State how many lines of the records contain the string "this". Give the number alone.

A run of records
** Begin **
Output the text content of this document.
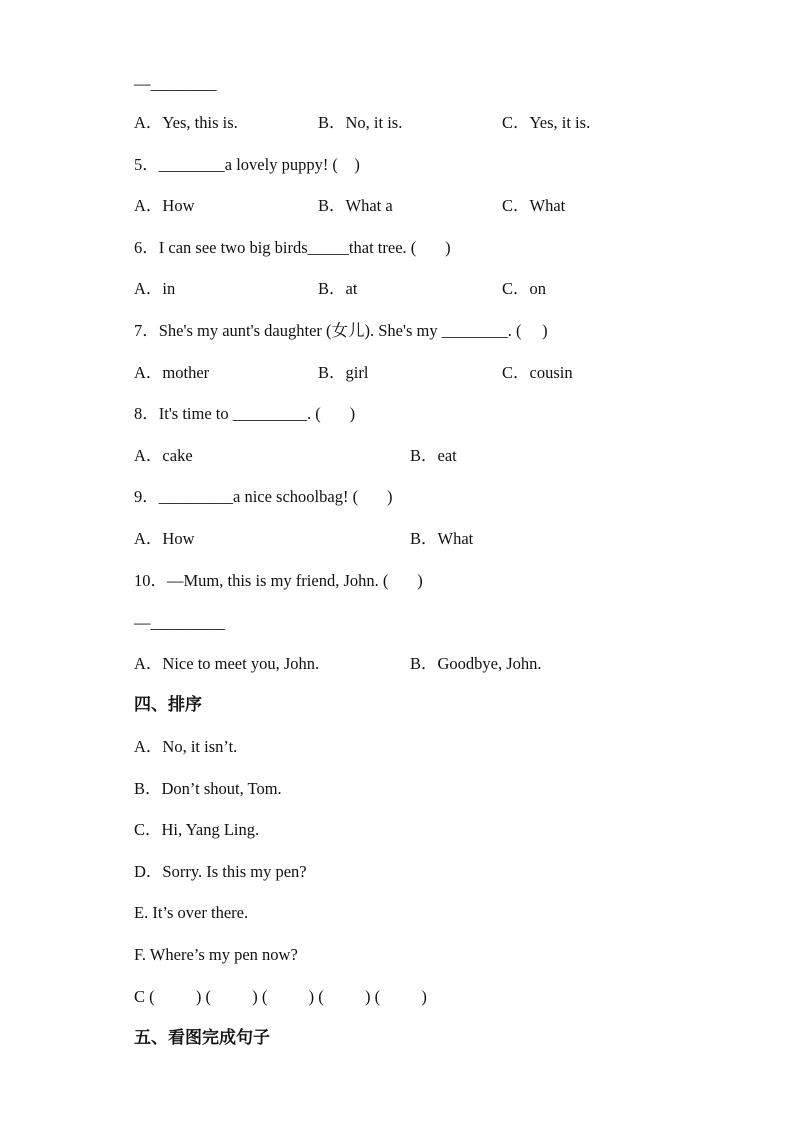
—________

A．Yes, this is.

	B．No, it is.

	C．Yes, it is.

5．________a lovely puppy! (    )

A．How

	B．What a

	C．What

6．I can see two big birds_____that tree. (       )

A．in

	B．at

	C．on

7．She's my aunt's daughter (女儿). She's my ________. (     )

A．mother

	B．girl

	C．cousin

8．It's time to _________. (       )

A．cake

	B．eat

9．_________a nice schoolbag! (       )

A．How

	B．What

10．—Mum, this is my friend, John. (       )
—_________

A．Nice to meet you, John.

	B．Goodbye, John.

四、排序
A．No, it isn’t.
B．Don’t shout, Tom.
C．Hi, Yang Ling.
D．Sorry. Is this my pen?
E. It’s over there.
F. Where’s my pen now?
C (          ) (          ) (          ) (          ) (          )
五、看图完成句子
** End **
ANSWER BELOW: 4